**THE REQUEST**
Restate the listing that follows word for word, without its pictures.

-- start of DATA ROWS --

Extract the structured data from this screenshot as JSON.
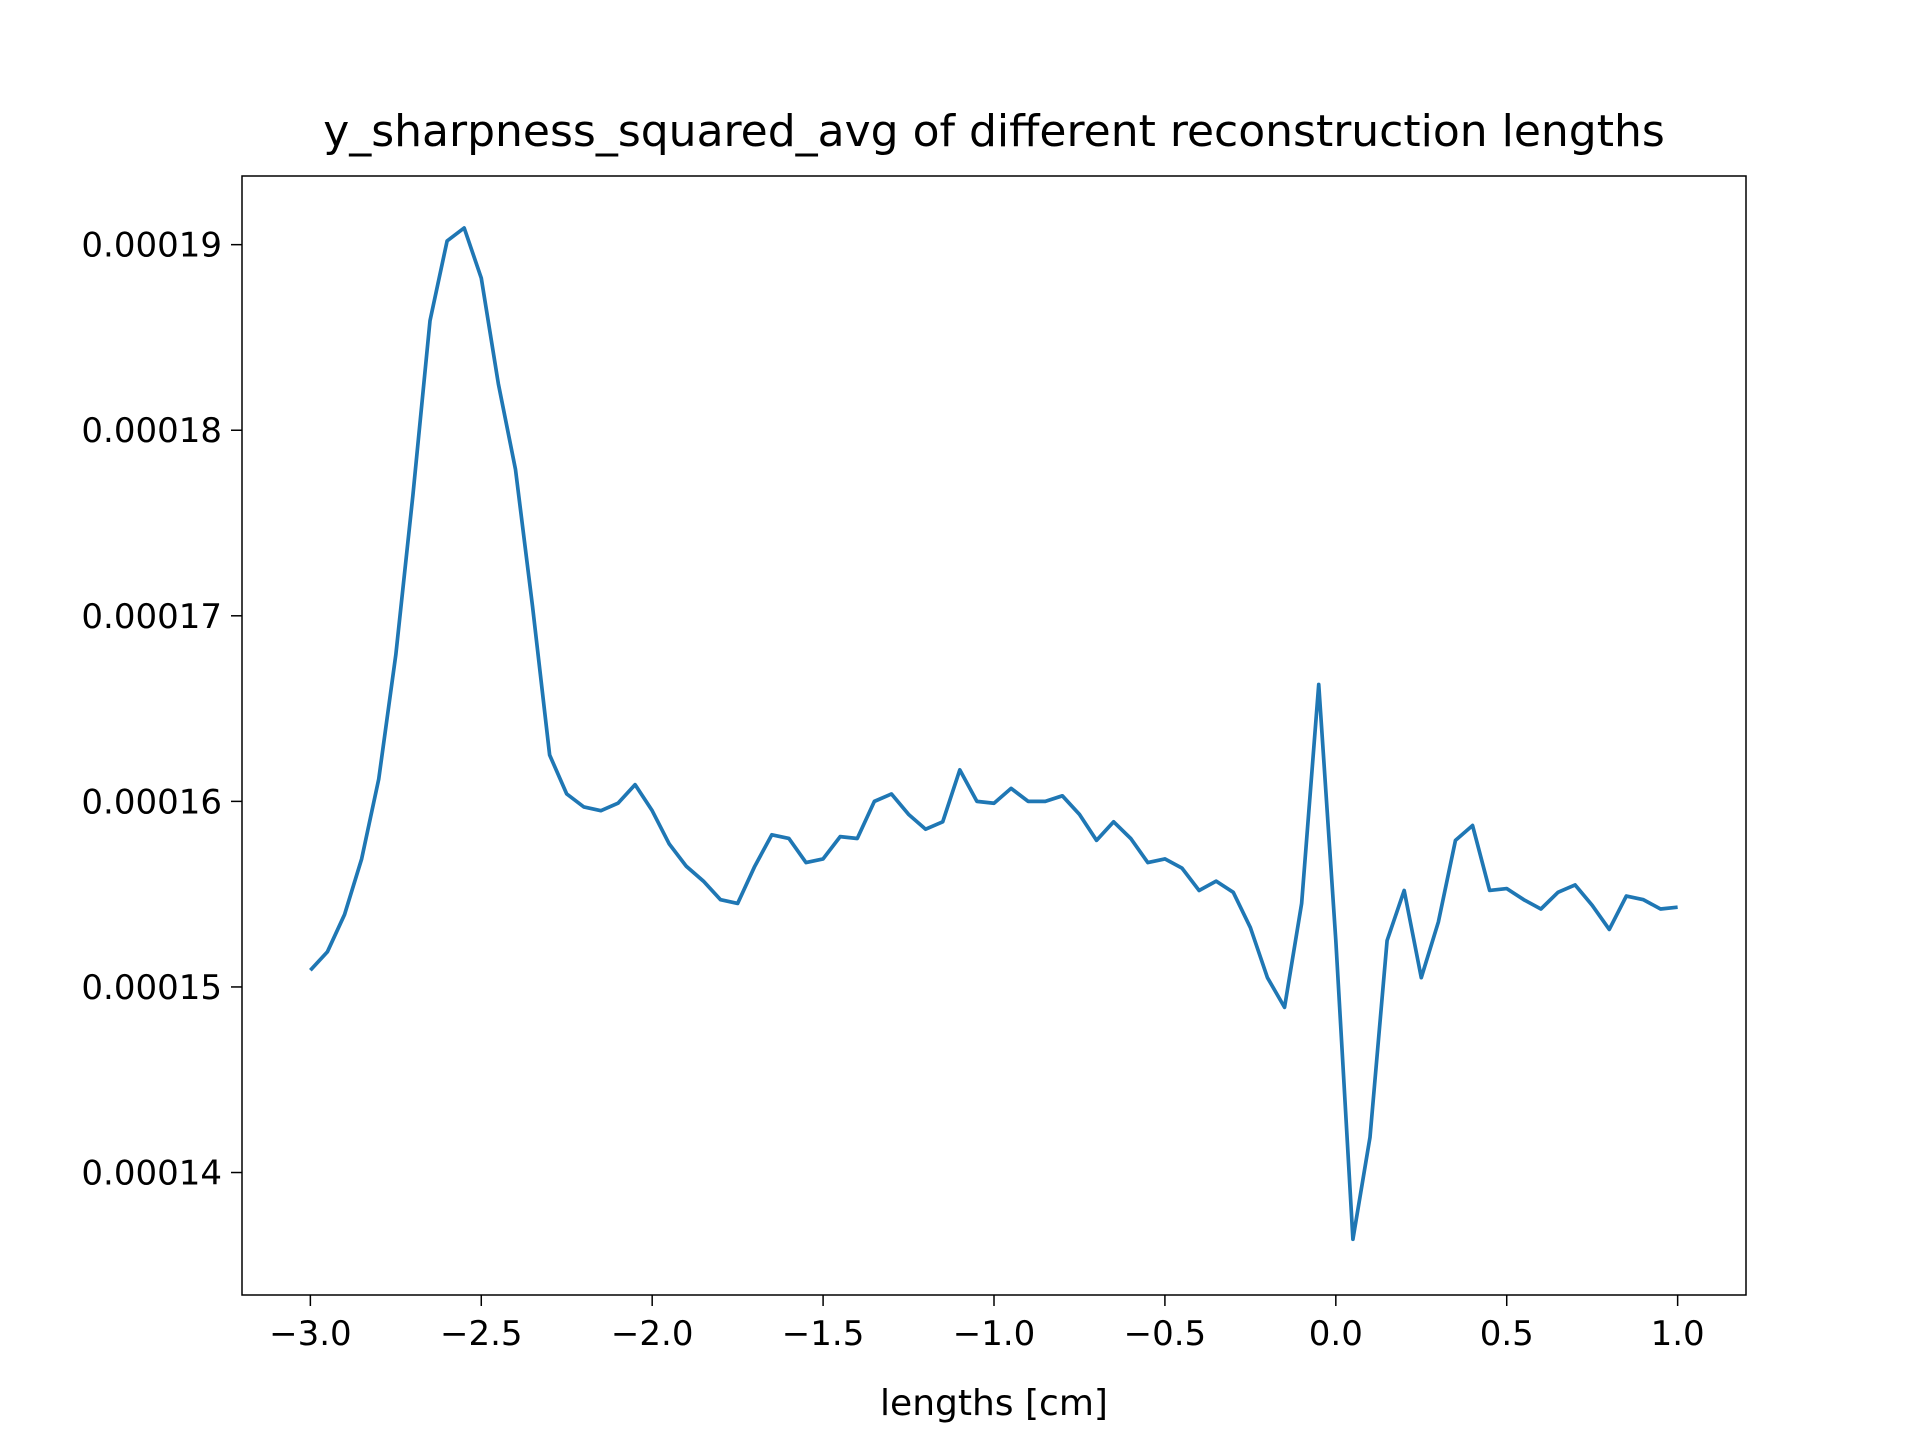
{
  "chart_data": {
    "type": "line",
    "title": "y_sharpness_squared_avg of different reconstruction lengths",
    "x_label": "lengths [cm]",
    "x": [
      -3.0,
      -2.95,
      -2.9,
      -2.85,
      -2.8,
      -2.75,
      -2.7,
      -2.65,
      -2.6,
      -2.55,
      -2.5,
      -2.45,
      -2.4,
      -2.35,
      -2.3,
      -2.25,
      -2.2,
      -2.15,
      -2.1,
      -2.05,
      -2.0,
      -1.95,
      -1.9,
      -1.85,
      -1.8,
      -1.75,
      -1.7,
      -1.65,
      -1.6,
      -1.55,
      -1.5,
      -1.45,
      -1.4,
      -1.35,
      -1.3,
      -1.25,
      -1.2,
      -1.15,
      -1.1,
      -1.05,
      -1.0,
      -0.95,
      -0.9,
      -0.85,
      -0.8,
      -0.75,
      -0.7,
      -0.65,
      -0.6,
      -0.55,
      -0.5,
      -0.45,
      -0.4,
      -0.35,
      -0.3,
      -0.25,
      -0.2,
      -0.15,
      -0.1,
      -0.05,
      0.0,
      0.05,
      0.1,
      0.15,
      0.2,
      0.25,
      0.3,
      0.35,
      0.4,
      0.45,
      0.5,
      0.55,
      0.6,
      0.65,
      0.7,
      0.75,
      0.8,
      0.85,
      0.9,
      0.95,
      1.0
    ],
    "series": [
      {
        "color": "#1f77b4",
        "values": [
          0.0001509,
          0.0001519,
          0.0001539,
          0.0001569,
          0.0001612,
          0.0001679,
          0.0001765,
          0.0001859,
          0.0001902,
          0.0001909,
          0.0001882,
          0.0001825,
          0.0001779,
          0.0001705,
          0.0001625,
          0.0001604,
          0.0001597,
          0.0001595,
          0.0001599,
          0.0001609,
          0.0001595,
          0.0001577,
          0.0001565,
          0.0001557,
          0.0001547,
          0.0001545,
          0.0001565,
          0.0001582,
          0.000158,
          0.0001567,
          0.0001569,
          0.0001581,
          0.000158,
          0.00016,
          0.0001604,
          0.0001593,
          0.0001585,
          0.0001589,
          0.0001617,
          0.00016,
          0.0001599,
          0.0001607,
          0.00016,
          0.00016,
          0.0001603,
          0.0001593,
          0.0001579,
          0.0001589,
          0.000158,
          0.0001567,
          0.0001569,
          0.0001564,
          0.0001552,
          0.0001557,
          0.0001551,
          0.0001532,
          0.0001505,
          0.0001489,
          0.0001545,
          0.0001663,
          0.0001525,
          0.0001364,
          0.0001419,
          0.0001525,
          0.0001552,
          0.0001505,
          0.0001535,
          0.0001579,
          0.0001587,
          0.0001552,
          0.0001553,
          0.0001547,
          0.0001542,
          0.0001551,
          0.0001555,
          0.0001544,
          0.0001531,
          0.0001549,
          0.0001547,
          0.0001542,
          0.0001543
        ]
      }
    ],
    "xlim": [
      -3.2,
      1.2
    ],
    "ylim": [
      0.0001334,
      0.0001937
    ],
    "xticks": [
      {
        "value": -3.0,
        "label": "−3.0"
      },
      {
        "value": -2.5,
        "label": "−2.5"
      },
      {
        "value": -2.0,
        "label": "−2.0"
      },
      {
        "value": -1.5,
        "label": "−1.5"
      },
      {
        "value": -1.0,
        "label": "−1.0"
      },
      {
        "value": -0.5,
        "label": "−0.5"
      },
      {
        "value": 0.0,
        "label": "0.0"
      },
      {
        "value": 0.5,
        "label": "0.5"
      },
      {
        "value": 1.0,
        "label": "1.0"
      }
    ],
    "yticks": [
      0.00014,
      0.00015,
      0.00016,
      0.00017,
      0.00018,
      0.00019
    ],
    "grid": false
  }
}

-- end of DATA ROWS --

**RESPONSE**
Extract the structured data from this screenshot as JSON.
{
  "chart_data": {
    "type": "line",
    "title": "y_sharpness_squared_avg of different reconstruction lengths",
    "x_label": "lengths [cm]",
    "x": [
      -3.0,
      -2.95,
      -2.9,
      -2.85,
      -2.8,
      -2.75,
      -2.7,
      -2.65,
      -2.6,
      -2.55,
      -2.5,
      -2.45,
      -2.4,
      -2.35,
      -2.3,
      -2.25,
      -2.2,
      -2.15,
      -2.1,
      -2.05,
      -2.0,
      -1.95,
      -1.9,
      -1.85,
      -1.8,
      -1.75,
      -1.7,
      -1.65,
      -1.6,
      -1.55,
      -1.5,
      -1.45,
      -1.4,
      -1.35,
      -1.3,
      -1.25,
      -1.2,
      -1.15,
      -1.1,
      -1.05,
      -1.0,
      -0.95,
      -0.9,
      -0.85,
      -0.8,
      -0.75,
      -0.7,
      -0.65,
      -0.6,
      -0.55,
      -0.5,
      -0.45,
      -0.4,
      -0.35,
      -0.3,
      -0.25,
      -0.2,
      -0.15,
      -0.1,
      -0.05,
      0.0,
      0.05,
      0.1,
      0.15,
      0.2,
      0.25,
      0.3,
      0.35,
      0.4,
      0.45,
      0.5,
      0.55,
      0.6,
      0.65,
      0.7,
      0.75,
      0.8,
      0.85,
      0.9,
      0.95,
      1.0
    ],
    "series": [
      {
        "color": "#1f77b4",
        "values": [
          0.0001509,
          0.0001519,
          0.0001539,
          0.0001569,
          0.0001612,
          0.0001679,
          0.0001765,
          0.0001859,
          0.0001902,
          0.0001909,
          0.0001882,
          0.0001825,
          0.0001779,
          0.0001705,
          0.0001625,
          0.0001604,
          0.0001597,
          0.0001595,
          0.0001599,
          0.0001609,
          0.0001595,
          0.0001577,
          0.0001565,
          0.0001557,
          0.0001547,
          0.0001545,
          0.0001565,
          0.0001582,
          0.000158,
          0.0001567,
          0.0001569,
          0.0001581,
          0.000158,
          0.00016,
          0.0001604,
          0.0001593,
          0.0001585,
          0.0001589,
          0.0001617,
          0.00016,
          0.0001599,
          0.0001607,
          0.00016,
          0.00016,
          0.0001603,
          0.0001593,
          0.0001579,
          0.0001589,
          0.000158,
          0.0001567,
          0.0001569,
          0.0001564,
          0.0001552,
          0.0001557,
          0.0001551,
          0.0001532,
          0.0001505,
          0.0001489,
          0.0001545,
          0.0001663,
          0.0001525,
          0.0001364,
          0.0001419,
          0.0001525,
          0.0001552,
          0.0001505,
          0.0001535,
          0.0001579,
          0.0001587,
          0.0001552,
          0.0001553,
          0.0001547,
          0.0001542,
          0.0001551,
          0.0001555,
          0.0001544,
          0.0001531,
          0.0001549,
          0.0001547,
          0.0001542,
          0.0001543
        ]
      }
    ],
    "xlim": [
      -3.2,
      1.2
    ],
    "ylim": [
      0.0001334,
      0.0001937
    ],
    "xticks": [
      {
        "value": -3.0,
        "label": "−3.0"
      },
      {
        "value": -2.5,
        "label": "−2.5"
      },
      {
        "value": -2.0,
        "label": "−2.0"
      },
      {
        "value": -1.5,
        "label": "−1.5"
      },
      {
        "value": -1.0,
        "label": "−1.0"
      },
      {
        "value": -0.5,
        "label": "−0.5"
      },
      {
        "value": 0.0,
        "label": "0.0"
      },
      {
        "value": 0.5,
        "label": "0.5"
      },
      {
        "value": 1.0,
        "label": "1.0"
      }
    ],
    "yticks": [
      0.00014,
      0.00015,
      0.00016,
      0.00017,
      0.00018,
      0.00019
    ],
    "grid": false
  }
}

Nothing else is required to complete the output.